(Dataset records)
* * *
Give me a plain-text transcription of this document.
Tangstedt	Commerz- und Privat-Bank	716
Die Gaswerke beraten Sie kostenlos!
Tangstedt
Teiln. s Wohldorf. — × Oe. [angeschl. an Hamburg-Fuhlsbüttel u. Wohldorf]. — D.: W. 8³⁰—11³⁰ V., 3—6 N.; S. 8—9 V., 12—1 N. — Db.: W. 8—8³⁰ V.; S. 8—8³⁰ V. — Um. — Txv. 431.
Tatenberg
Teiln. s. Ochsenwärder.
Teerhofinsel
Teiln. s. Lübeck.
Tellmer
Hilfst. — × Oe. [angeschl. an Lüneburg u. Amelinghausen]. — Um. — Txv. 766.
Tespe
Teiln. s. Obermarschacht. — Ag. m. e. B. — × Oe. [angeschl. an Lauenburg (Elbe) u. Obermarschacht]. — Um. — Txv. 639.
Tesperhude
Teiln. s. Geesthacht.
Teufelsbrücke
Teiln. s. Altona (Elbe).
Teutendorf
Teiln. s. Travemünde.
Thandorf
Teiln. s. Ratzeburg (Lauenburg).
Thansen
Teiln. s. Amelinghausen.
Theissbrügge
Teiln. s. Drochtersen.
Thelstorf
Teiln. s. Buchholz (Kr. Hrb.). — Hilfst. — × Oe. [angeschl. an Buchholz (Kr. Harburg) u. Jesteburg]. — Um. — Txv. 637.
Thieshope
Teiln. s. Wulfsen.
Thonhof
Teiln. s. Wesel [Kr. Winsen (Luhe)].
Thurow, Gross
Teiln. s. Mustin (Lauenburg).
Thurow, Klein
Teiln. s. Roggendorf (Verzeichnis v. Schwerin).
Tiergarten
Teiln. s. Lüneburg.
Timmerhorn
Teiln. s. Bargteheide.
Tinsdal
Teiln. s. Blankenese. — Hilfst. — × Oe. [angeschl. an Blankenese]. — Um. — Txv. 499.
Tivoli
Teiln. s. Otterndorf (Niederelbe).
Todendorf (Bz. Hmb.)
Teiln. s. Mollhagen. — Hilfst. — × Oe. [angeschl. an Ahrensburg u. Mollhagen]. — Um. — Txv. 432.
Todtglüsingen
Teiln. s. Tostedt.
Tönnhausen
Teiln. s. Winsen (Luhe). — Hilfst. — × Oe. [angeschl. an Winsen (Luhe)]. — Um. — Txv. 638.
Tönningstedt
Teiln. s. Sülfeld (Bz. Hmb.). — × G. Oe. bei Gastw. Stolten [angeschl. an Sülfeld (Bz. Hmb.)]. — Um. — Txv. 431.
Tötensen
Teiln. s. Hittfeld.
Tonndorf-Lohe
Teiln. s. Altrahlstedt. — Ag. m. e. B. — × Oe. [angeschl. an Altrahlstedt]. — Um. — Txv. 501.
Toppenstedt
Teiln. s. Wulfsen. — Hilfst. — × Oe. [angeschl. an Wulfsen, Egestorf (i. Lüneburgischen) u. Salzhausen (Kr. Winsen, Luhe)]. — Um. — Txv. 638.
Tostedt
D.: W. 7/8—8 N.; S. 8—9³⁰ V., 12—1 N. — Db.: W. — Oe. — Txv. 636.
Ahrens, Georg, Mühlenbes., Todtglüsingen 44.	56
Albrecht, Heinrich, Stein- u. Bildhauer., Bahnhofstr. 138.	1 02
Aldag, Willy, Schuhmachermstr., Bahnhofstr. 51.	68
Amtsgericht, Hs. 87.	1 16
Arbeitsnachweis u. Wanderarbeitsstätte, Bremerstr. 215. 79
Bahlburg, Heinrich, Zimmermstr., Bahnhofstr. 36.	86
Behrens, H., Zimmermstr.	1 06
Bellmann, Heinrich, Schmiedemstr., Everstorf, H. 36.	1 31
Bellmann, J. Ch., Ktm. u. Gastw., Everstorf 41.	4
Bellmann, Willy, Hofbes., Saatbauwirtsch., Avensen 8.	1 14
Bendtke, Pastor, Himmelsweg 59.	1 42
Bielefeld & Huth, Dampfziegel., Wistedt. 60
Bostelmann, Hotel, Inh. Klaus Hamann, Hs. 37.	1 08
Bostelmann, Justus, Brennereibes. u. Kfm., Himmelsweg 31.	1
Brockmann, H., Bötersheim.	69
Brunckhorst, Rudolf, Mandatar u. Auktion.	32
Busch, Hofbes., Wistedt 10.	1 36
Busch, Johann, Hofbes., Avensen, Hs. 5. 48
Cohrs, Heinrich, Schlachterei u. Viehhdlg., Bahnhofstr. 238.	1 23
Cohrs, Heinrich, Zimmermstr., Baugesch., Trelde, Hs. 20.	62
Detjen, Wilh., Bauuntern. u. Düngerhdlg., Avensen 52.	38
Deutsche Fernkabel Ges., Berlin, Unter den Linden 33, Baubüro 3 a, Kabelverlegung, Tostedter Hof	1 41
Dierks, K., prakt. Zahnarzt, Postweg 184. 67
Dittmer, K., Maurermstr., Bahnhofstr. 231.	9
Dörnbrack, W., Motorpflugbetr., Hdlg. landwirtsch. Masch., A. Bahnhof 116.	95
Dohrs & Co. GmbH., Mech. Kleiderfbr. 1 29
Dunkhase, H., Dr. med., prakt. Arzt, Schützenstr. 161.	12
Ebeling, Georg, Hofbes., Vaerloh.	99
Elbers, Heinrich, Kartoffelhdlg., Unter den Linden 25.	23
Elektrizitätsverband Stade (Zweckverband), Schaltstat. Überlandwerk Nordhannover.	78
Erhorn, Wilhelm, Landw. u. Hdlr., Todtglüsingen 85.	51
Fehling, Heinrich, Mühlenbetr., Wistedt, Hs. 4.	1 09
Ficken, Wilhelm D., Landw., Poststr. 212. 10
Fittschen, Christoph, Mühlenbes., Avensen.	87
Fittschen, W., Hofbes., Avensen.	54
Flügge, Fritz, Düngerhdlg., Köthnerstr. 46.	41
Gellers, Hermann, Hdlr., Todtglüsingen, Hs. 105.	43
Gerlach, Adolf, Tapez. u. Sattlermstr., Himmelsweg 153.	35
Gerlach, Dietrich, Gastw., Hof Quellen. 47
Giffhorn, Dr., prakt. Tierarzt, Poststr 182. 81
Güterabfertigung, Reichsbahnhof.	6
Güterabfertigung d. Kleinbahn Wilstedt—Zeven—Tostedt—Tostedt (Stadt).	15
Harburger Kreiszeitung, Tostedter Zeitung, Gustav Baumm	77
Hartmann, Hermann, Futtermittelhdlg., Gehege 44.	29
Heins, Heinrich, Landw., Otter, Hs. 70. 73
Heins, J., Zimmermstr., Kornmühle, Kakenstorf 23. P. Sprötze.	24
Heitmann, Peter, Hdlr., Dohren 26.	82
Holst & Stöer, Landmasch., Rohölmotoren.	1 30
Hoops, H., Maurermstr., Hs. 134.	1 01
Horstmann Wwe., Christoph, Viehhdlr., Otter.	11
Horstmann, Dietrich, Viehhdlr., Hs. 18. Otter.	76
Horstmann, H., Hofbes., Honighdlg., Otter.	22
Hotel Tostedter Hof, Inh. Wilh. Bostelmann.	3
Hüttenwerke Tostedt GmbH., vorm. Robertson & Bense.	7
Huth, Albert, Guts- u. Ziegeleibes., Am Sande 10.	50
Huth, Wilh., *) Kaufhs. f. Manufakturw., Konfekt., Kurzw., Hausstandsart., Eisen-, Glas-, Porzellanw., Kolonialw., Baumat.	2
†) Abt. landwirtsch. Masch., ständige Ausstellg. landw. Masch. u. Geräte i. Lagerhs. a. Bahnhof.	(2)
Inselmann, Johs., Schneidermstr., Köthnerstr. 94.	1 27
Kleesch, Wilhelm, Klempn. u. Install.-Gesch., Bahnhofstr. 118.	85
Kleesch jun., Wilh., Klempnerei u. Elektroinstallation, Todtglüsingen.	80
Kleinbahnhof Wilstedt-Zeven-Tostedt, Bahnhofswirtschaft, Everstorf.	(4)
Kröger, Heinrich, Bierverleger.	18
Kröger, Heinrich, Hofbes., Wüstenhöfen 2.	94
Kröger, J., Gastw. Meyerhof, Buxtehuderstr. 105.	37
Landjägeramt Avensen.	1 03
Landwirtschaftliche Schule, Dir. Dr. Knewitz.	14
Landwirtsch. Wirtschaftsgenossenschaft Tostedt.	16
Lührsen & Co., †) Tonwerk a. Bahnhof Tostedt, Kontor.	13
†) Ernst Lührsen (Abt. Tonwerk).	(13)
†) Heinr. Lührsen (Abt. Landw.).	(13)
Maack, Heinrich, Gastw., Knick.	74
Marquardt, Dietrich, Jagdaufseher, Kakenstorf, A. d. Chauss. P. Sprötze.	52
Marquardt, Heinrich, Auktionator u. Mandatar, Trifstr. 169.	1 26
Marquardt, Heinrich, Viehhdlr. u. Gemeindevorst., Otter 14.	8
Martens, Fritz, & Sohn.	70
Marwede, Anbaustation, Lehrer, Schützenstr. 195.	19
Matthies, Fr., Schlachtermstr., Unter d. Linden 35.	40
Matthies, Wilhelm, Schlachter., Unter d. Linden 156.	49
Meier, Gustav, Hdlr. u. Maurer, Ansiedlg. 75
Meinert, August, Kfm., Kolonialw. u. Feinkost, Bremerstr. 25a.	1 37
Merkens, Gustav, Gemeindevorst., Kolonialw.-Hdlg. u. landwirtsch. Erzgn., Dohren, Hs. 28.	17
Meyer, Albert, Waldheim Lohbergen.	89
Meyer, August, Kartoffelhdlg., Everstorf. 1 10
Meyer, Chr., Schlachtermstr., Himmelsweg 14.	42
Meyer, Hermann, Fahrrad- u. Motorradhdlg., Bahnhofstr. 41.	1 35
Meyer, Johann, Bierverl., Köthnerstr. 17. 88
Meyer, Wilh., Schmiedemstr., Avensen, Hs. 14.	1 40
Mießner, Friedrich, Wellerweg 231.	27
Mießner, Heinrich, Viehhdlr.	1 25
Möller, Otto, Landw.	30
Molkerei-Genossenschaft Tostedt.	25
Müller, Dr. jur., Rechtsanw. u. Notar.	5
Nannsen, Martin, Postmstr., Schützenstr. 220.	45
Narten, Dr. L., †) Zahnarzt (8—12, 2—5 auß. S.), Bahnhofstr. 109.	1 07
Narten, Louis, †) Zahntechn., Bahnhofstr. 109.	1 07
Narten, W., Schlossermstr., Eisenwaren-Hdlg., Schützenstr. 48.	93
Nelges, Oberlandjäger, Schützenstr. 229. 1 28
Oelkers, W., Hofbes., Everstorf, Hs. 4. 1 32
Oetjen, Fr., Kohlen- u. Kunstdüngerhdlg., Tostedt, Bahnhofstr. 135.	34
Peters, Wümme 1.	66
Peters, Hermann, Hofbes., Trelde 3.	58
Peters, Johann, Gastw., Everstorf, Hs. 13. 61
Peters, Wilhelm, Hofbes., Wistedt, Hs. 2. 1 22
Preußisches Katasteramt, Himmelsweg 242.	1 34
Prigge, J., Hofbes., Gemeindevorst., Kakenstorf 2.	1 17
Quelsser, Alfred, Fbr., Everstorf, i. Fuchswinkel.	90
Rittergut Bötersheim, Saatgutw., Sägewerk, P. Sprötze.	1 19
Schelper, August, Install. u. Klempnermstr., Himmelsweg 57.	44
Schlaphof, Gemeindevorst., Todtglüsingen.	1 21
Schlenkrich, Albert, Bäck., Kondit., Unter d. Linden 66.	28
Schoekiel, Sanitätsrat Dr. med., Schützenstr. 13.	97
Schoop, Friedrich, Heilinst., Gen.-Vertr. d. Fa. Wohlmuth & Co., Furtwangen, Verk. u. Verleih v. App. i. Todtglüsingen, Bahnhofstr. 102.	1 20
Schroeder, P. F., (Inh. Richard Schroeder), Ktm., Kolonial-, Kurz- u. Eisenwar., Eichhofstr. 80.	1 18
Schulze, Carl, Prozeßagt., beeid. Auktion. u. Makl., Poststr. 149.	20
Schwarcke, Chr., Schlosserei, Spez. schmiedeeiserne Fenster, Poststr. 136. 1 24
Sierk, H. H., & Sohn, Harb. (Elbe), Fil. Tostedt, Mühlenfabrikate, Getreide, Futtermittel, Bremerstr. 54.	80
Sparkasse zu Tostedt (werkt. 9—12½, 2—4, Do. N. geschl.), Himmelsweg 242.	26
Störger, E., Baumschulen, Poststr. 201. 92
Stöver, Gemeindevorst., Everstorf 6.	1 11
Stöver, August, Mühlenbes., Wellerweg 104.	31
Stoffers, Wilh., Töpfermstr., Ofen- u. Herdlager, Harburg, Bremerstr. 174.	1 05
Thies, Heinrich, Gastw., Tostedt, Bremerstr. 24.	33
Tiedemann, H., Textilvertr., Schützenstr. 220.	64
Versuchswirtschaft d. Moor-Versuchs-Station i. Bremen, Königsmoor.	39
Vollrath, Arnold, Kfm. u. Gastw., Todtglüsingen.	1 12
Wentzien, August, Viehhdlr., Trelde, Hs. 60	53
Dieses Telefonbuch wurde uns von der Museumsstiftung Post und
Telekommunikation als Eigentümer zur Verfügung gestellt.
* * *
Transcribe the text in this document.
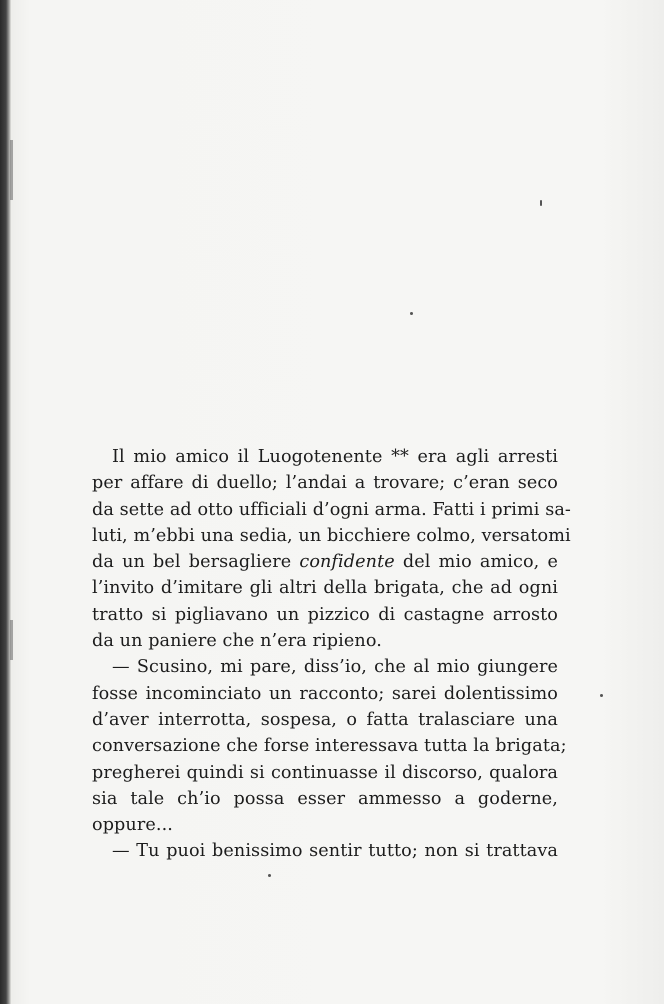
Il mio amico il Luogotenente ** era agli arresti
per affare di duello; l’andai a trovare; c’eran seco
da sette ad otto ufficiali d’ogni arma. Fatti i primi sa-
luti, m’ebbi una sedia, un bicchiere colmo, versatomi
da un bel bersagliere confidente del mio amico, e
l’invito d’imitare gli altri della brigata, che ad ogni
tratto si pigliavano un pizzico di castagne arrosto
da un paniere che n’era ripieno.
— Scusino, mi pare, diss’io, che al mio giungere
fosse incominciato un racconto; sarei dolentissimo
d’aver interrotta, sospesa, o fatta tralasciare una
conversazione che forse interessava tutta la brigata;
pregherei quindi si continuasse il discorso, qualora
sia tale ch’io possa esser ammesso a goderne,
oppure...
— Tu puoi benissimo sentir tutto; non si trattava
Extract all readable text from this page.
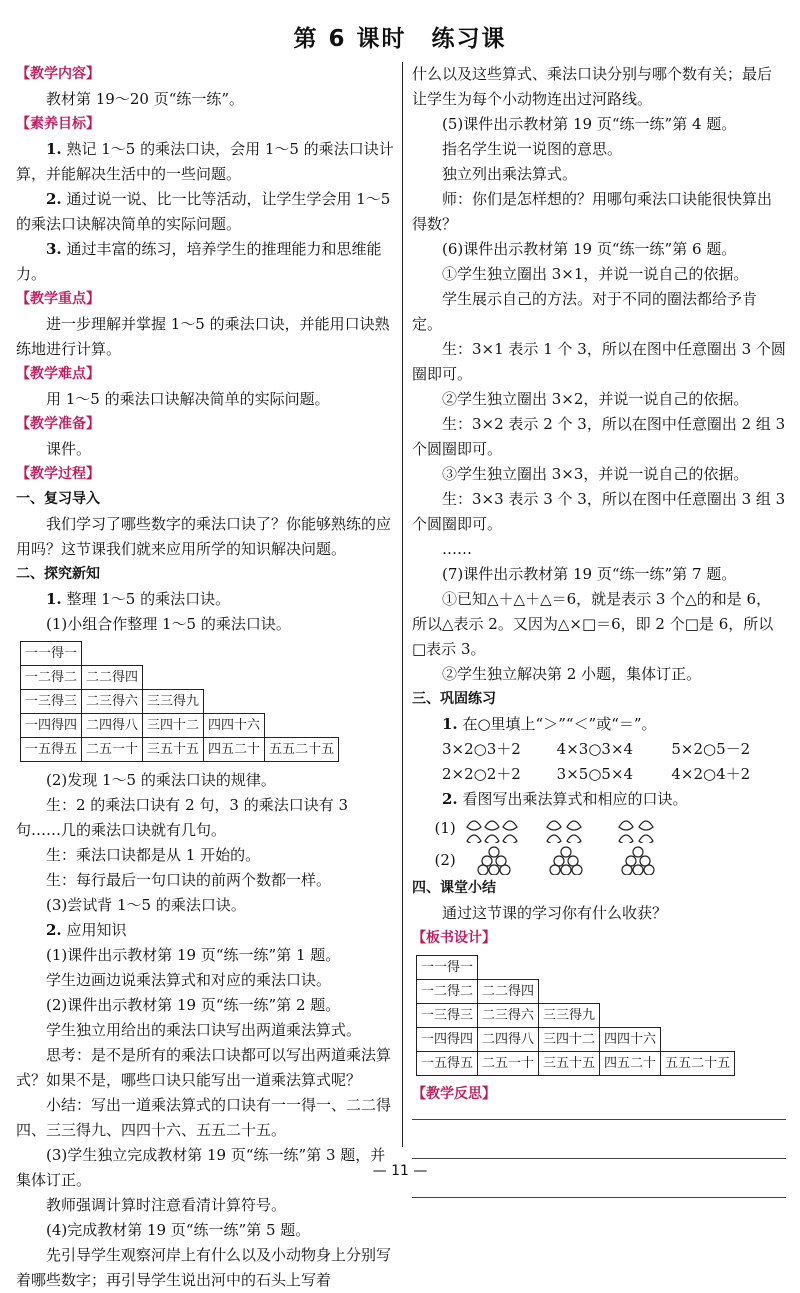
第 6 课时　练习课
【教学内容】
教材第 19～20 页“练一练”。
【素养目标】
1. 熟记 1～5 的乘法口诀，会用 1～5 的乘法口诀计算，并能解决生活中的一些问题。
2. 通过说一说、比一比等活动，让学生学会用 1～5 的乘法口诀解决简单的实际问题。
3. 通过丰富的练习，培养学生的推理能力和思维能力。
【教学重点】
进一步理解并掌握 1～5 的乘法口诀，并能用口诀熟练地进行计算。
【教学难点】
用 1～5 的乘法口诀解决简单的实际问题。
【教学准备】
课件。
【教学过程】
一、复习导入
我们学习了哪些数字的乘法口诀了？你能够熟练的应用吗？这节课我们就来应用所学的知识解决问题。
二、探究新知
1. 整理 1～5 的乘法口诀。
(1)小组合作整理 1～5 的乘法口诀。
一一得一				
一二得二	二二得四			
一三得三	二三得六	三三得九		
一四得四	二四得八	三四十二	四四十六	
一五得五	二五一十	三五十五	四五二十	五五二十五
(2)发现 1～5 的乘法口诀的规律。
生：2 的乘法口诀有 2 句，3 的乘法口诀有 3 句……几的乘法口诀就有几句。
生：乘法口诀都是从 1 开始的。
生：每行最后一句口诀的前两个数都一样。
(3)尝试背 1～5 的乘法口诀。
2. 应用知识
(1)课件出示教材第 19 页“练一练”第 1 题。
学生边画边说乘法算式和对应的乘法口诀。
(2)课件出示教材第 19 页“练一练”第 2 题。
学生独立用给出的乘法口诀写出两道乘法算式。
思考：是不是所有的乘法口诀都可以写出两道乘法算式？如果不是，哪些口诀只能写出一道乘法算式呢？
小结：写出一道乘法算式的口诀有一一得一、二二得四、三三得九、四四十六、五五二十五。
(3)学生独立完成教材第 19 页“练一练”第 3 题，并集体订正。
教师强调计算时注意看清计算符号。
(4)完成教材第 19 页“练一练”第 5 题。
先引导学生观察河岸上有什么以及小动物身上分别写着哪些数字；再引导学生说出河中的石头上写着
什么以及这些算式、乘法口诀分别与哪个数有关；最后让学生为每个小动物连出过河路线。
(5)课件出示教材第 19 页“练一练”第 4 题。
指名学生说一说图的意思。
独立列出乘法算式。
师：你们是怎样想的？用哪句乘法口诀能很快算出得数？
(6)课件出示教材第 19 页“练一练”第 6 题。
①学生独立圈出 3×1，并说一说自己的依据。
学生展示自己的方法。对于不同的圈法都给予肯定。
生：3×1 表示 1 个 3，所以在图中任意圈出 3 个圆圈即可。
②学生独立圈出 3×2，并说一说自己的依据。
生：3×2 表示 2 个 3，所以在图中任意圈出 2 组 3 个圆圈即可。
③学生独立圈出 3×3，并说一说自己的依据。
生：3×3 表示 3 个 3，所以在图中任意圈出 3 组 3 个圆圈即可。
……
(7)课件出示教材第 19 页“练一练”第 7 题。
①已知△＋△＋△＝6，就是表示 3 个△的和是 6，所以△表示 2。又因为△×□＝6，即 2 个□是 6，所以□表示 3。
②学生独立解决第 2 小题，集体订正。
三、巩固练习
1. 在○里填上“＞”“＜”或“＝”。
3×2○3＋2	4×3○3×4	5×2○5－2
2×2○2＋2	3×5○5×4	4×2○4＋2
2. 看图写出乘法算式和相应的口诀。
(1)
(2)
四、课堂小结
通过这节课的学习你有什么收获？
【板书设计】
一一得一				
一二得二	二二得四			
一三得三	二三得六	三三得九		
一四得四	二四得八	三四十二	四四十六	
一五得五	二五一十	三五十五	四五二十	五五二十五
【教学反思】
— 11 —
* * *
In the listing above, how many lines hold the word "Trelde"? Give the number and nothing more.

3